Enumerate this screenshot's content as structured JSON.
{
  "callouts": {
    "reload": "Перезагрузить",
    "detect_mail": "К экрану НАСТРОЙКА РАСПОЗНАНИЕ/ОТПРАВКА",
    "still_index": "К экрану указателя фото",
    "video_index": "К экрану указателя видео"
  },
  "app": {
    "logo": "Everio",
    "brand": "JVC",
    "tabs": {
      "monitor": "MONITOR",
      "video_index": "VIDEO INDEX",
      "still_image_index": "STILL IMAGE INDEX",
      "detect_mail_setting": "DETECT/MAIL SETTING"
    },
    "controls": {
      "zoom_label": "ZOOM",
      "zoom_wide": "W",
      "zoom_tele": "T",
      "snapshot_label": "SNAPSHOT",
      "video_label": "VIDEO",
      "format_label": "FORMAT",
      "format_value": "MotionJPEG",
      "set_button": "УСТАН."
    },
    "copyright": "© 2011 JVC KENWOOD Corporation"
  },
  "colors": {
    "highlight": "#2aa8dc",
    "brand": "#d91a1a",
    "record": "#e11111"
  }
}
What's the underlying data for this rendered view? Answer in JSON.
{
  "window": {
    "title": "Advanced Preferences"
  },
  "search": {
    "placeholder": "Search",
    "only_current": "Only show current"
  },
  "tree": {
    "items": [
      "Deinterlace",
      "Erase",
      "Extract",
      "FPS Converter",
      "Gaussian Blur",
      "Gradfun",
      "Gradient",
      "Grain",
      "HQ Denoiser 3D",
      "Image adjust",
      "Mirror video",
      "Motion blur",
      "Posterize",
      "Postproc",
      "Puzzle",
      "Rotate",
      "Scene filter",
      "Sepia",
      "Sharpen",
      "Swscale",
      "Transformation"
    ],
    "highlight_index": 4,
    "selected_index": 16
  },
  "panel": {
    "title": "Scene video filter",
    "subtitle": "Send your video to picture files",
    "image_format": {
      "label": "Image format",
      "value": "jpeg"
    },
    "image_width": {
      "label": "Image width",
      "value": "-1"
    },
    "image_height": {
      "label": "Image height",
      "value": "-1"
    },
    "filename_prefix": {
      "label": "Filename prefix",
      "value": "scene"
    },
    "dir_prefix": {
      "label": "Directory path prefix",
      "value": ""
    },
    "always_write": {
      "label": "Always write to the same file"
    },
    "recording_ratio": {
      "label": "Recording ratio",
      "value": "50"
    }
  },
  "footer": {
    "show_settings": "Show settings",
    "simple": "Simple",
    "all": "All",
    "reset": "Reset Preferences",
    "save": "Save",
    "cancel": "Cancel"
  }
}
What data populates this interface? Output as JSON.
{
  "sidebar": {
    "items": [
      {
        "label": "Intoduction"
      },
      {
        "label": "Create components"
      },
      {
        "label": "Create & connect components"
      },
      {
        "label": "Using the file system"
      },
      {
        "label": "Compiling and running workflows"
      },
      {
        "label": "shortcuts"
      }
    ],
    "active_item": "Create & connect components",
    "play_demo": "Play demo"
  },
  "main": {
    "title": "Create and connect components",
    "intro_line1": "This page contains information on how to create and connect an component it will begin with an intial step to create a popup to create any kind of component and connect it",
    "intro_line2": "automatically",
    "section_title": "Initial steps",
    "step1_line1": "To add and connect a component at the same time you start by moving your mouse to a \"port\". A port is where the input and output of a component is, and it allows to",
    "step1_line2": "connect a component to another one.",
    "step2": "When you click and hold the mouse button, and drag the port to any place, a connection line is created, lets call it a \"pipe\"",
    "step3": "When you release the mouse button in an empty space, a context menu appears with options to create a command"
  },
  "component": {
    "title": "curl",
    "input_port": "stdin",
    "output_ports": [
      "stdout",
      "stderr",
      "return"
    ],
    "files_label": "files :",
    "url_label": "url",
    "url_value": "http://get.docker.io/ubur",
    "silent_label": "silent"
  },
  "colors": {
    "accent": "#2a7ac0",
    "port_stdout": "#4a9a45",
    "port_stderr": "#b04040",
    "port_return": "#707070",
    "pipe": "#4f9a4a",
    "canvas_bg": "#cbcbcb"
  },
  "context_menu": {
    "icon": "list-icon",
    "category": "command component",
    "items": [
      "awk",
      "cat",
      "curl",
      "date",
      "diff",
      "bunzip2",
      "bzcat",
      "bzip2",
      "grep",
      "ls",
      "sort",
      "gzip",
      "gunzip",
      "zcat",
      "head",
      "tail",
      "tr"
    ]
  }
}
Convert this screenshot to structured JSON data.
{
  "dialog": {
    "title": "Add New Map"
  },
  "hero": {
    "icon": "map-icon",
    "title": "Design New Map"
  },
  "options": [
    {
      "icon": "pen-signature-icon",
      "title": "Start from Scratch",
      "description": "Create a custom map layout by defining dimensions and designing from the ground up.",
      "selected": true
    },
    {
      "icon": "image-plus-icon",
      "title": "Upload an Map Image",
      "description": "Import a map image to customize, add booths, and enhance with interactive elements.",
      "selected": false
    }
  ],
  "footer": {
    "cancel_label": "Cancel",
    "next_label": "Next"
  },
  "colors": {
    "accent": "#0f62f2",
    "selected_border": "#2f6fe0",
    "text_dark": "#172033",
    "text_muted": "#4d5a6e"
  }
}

○ ○ ○ ○

→ **Set task**: Return all of the entries exactly as written.

→ **Solution to this problem**:
Enumerate this screenshot's content as structured JSON.
{
  "callouts": {
    "reload": "Перезагрузить",
    "detect_mail": "К экрану НАСТРОЙКА РАСПОЗНАНИЕ/ОТПРАВКА",
    "still_index": "К экрану указателя фото",
    "video_index": "К экрану указателя видео"
  },
  "app": {
    "logo": "Everio",
    "brand": "JVC",
    "tabs": {
      "monitor": "MONITOR",
      "video_index": "VIDEO INDEX",
      "still_image_index": "STILL IMAGE INDEX",
      "detect_mail_setting": "DETECT/MAIL SETTING"
    },
    "controls": {
      "zoom_label": "ZOOM",
      "zoom_wide": "W",
      "zoom_tele": "T",
      "snapshot_label": "SNAPSHOT",
      "video_label": "VIDEO",
      "format_label": "FORMAT",
      "format_value": "MotionJPEG",
      "set_button": "УСТАН."
    },
    "copyright": "© 2011 JVC KENWOOD Corporation"
  },
  "colors": {
    "highlight": "#2aa8dc",
    "brand": "#d91a1a",
    "record": "#e11111"
  }
}
What's the underlying data for this rendered view? Answer in JSON.
{
  "window": {
    "title": "Advanced Preferences"
  },
  "search": {
    "placeholder": "Search",
    "only_current": "Only show current"
  },
  "tree": {
    "items": [
      "Deinterlace",
      "Erase",
      "Extract",
      "FPS Converter",
      "Gaussian Blur",
      "Gradfun",
      "Gradient",
      "Grain",
      "HQ Denoiser 3D",
      "Image adjust",
      "Mirror video",
      "Motion blur",
      "Posterize",
      "Postproc",
      "Puzzle",
      "Rotate",
      "Scene filter",
      "Sepia",
      "Sharpen",
      "Swscale",
      "Transformation"
    ],
    "highlight_index": 4,
    "selected_index": 16
  },
  "panel": {
    "title": "Scene video filter",
    "subtitle": "Send your video to picture files",
    "image_format": {
      "label": "Image format",
      "value": "jpeg"
    },
    "image_width": {
      "label": "Image width",
      "value": "-1"
    },
    "image_height": {
      "label": "Image height",
      "value": "-1"
    },
    "filename_prefix": {
      "label": "Filename prefix",
      "value": "scene"
    },
    "dir_prefix": {
      "label": "Directory path prefix",
      "value": ""
    },
    "always_write": {
      "label": "Always write to the same file"
    },
    "recording_ratio": {
      "label": "Recording ratio",
      "value": "50"
    }
  },
  "footer": {
    "show_settings": "Show settings",
    "simple": "Simple",
    "all": "All",
    "reset": "Reset Preferences",
    "save": "Save",
    "cancel": "Cancel"
  }
}
What data populates this interface? Output as JSON.
{
  "sidebar": {
    "items": [
      {
        "label": "Intoduction"
      },
      {
        "label": "Create components"
      },
      {
        "label": "Create & connect components"
      },
      {
        "label": "Using the file system"
      },
      {
        "label": "Compiling and running workflows"
      },
      {
        "label": "shortcuts"
      }
    ],
    "active_item": "Create & connect components",
    "play_demo": "Play demo"
  },
  "main": {
    "title": "Create and connect components",
    "intro_line1": "This page contains information on how to create and connect an component it will begin with an intial step to create a popup to create any kind of component and connect it",
    "intro_line2": "automatically",
    "section_title": "Initial steps",
    "step1_line1": "To add and connect a component at the same time you start by moving your mouse to a \"port\". A port is where the input and output of a component is, and it allows to",
    "step1_line2": "connect a component to another one.",
    "step2": "When you click and hold the mouse button, and drag the port to any place, a connection line is created, lets call it a \"pipe\"",
    "step3": "When you release the mouse button in an empty space, a context menu appears with options to create a command"
  },
  "component": {
    "title": "curl",
    "input_port": "stdin",
    "output_ports": [
      "stdout",
      "stderr",
      "return"
    ],
    "files_label": "files :",
    "url_label": "url",
    "url_value": "http://get.docker.io/ubur",
    "silent_label": "silent"
  },
  "colors": {
    "accent": "#2a7ac0",
    "port_stdout": "#4a9a45",
    "port_stderr": "#b04040",
    "port_return": "#707070",
    "pipe": "#4f9a4a",
    "canvas_bg": "#cbcbcb"
  },
  "context_menu": {
    "icon": "list-icon",
    "category": "command component",
    "items": [
      "awk",
      "cat",
      "curl",
      "date",
      "diff",
      "bunzip2",
      "bzcat",
      "bzip2",
      "grep",
      "ls",
      "sort",
      "gzip",
      "gunzip",
      "zcat",
      "head",
      "tail",
      "tr"
    ]
  }
}
Convert this screenshot to structured JSON data.
{
  "dialog": {
    "title": "Add New Map"
  },
  "hero": {
    "icon": "map-icon",
    "title": "Design New Map"
  },
  "options": [
    {
      "icon": "pen-signature-icon",
      "title": "Start from Scratch",
      "description": "Create a custom map layout by defining dimensions and designing from the ground up.",
      "selected": true
    },
    {
      "icon": "image-plus-icon",
      "title": "Upload an Map Image",
      "description": "Import a map image to customize, add booths, and enhance with interactive elements.",
      "selected": false
    }
  ],
  "footer": {
    "cancel_label": "Cancel",
    "next_label": "Next"
  },
  "colors": {
    "accent": "#0f62f2",
    "selected_border": "#2f6fe0",
    "text_dark": "#172033",
    "text_muted": "#4d5a6e"
  }
}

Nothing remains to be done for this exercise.